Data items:
##############################

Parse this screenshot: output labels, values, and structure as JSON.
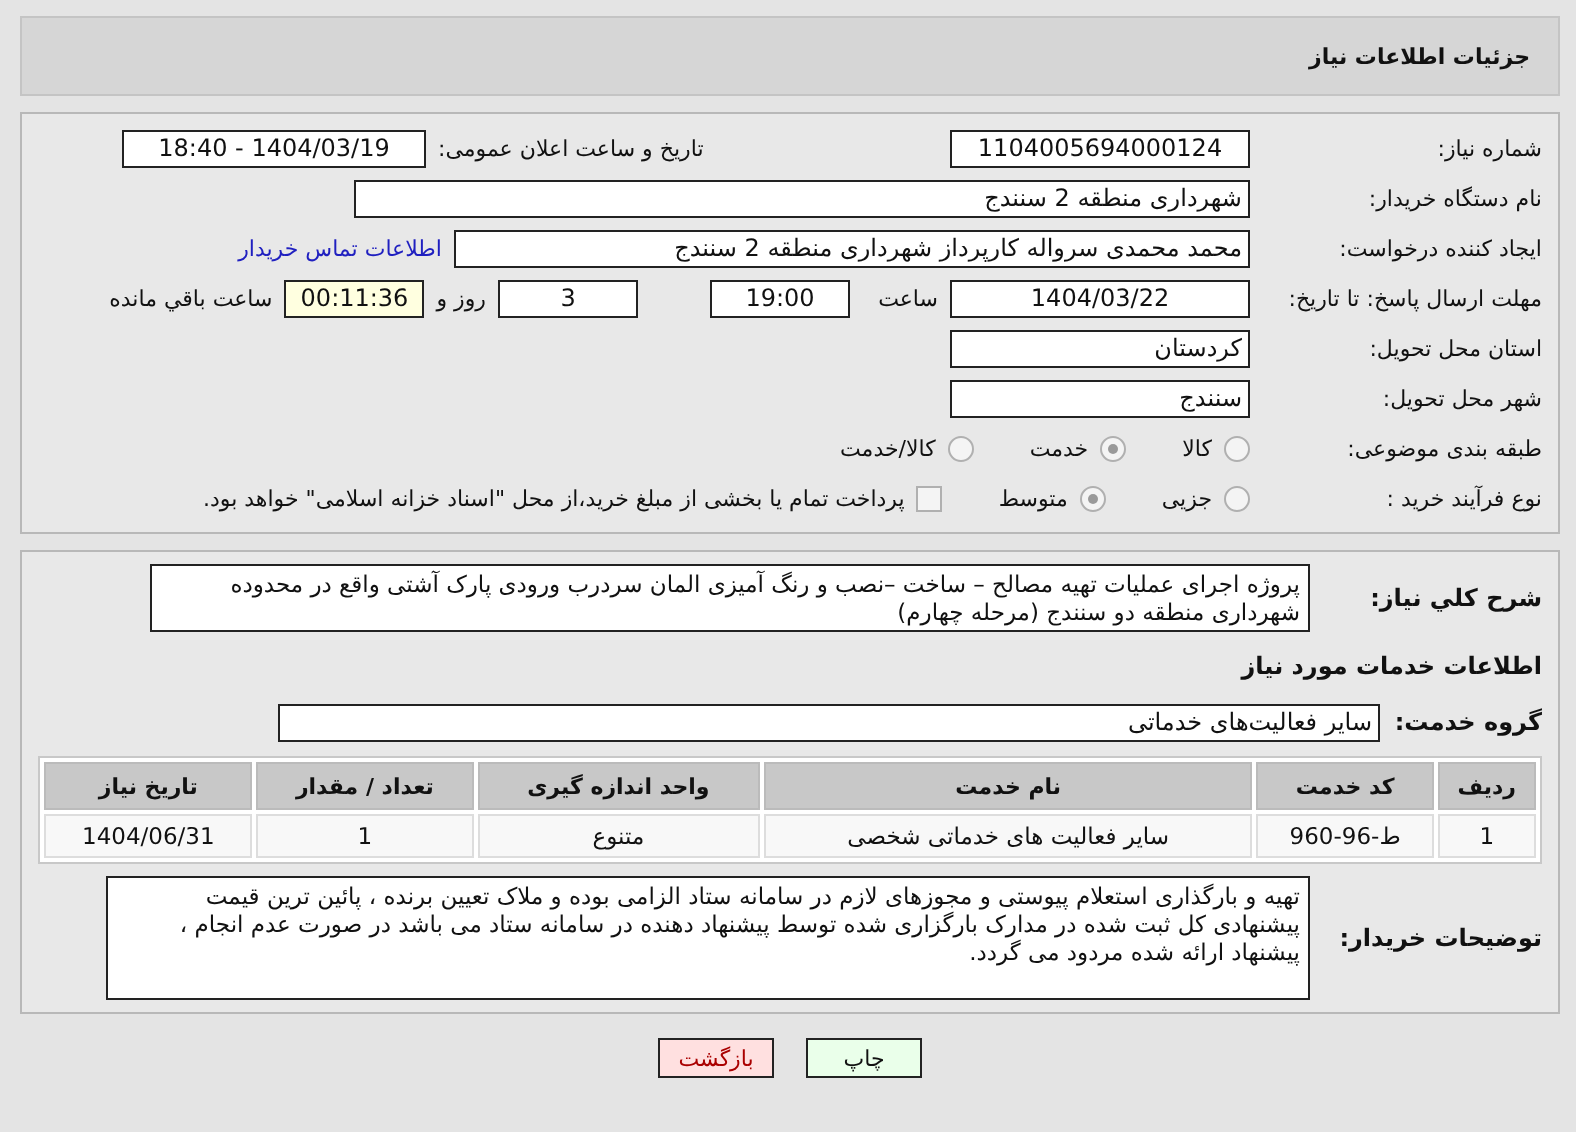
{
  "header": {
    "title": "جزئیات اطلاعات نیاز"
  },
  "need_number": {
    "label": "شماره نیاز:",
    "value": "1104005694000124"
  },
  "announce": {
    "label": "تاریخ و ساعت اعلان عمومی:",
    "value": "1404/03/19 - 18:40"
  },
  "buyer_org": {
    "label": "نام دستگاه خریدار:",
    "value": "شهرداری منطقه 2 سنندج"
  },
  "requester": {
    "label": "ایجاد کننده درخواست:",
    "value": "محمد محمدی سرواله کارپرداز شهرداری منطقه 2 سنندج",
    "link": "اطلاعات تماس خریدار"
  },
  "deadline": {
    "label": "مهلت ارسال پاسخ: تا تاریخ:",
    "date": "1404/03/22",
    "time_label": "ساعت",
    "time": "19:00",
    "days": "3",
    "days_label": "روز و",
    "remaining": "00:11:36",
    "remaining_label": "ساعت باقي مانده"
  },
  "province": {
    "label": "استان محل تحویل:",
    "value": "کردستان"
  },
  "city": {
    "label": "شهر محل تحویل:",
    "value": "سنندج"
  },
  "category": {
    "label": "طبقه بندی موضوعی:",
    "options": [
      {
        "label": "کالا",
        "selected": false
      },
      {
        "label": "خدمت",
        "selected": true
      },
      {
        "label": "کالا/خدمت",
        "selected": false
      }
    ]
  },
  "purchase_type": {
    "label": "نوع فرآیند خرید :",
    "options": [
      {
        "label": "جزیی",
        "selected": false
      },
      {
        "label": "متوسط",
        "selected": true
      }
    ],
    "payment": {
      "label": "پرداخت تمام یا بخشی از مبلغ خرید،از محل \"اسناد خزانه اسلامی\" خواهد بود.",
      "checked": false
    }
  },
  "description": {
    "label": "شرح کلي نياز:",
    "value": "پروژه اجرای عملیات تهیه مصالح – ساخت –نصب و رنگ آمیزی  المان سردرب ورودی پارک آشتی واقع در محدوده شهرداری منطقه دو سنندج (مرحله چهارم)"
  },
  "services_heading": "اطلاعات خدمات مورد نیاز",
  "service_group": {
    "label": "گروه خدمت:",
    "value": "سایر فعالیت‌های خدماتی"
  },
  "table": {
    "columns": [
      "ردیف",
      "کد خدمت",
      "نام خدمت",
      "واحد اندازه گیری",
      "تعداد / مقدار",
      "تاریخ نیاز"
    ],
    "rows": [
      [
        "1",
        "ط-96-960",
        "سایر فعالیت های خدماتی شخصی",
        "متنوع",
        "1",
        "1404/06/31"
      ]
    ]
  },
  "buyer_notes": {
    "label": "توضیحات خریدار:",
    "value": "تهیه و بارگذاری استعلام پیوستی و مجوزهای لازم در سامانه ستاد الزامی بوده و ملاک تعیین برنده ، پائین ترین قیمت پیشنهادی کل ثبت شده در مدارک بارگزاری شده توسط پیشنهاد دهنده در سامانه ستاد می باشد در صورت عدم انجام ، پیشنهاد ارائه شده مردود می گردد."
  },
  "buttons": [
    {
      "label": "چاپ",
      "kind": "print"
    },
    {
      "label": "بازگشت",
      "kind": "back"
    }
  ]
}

##############################

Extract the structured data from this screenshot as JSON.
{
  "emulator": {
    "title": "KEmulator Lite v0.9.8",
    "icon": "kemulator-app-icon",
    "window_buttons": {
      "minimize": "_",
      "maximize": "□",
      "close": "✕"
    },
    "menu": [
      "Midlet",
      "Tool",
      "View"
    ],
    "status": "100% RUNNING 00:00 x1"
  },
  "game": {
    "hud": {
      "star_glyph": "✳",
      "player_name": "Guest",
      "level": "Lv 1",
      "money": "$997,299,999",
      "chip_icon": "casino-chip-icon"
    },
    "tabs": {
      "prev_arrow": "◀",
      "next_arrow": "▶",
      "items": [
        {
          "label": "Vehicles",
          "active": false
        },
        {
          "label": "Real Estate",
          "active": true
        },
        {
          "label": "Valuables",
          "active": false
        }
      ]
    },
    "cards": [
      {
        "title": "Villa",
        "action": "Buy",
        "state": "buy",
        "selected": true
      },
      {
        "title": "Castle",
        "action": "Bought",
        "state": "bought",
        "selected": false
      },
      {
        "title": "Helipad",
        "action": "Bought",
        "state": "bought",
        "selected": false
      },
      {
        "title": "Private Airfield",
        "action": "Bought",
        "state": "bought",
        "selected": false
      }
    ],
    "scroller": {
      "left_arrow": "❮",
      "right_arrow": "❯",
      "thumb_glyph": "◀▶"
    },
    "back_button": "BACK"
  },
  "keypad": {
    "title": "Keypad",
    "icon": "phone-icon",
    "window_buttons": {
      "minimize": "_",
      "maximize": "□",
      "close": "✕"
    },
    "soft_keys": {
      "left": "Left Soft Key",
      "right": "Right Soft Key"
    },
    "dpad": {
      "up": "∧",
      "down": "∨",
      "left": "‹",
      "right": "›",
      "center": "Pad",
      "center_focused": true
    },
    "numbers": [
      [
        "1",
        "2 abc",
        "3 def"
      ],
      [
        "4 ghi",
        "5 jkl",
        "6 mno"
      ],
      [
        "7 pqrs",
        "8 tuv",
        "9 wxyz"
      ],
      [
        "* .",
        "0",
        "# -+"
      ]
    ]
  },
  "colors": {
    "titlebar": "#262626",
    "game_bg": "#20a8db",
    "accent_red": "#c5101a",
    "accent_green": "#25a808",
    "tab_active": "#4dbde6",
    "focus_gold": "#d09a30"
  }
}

##############################

● Stated problem: Pick out lines containing the word "نیاز", each one as written.

● The output:
    "title": "جزئیات اطلاعات نیاز"
    "label": "شماره نیاز:",
  "services_heading": "اطلاعات خدمات مورد نیاز",
      "تاریخ نیاز"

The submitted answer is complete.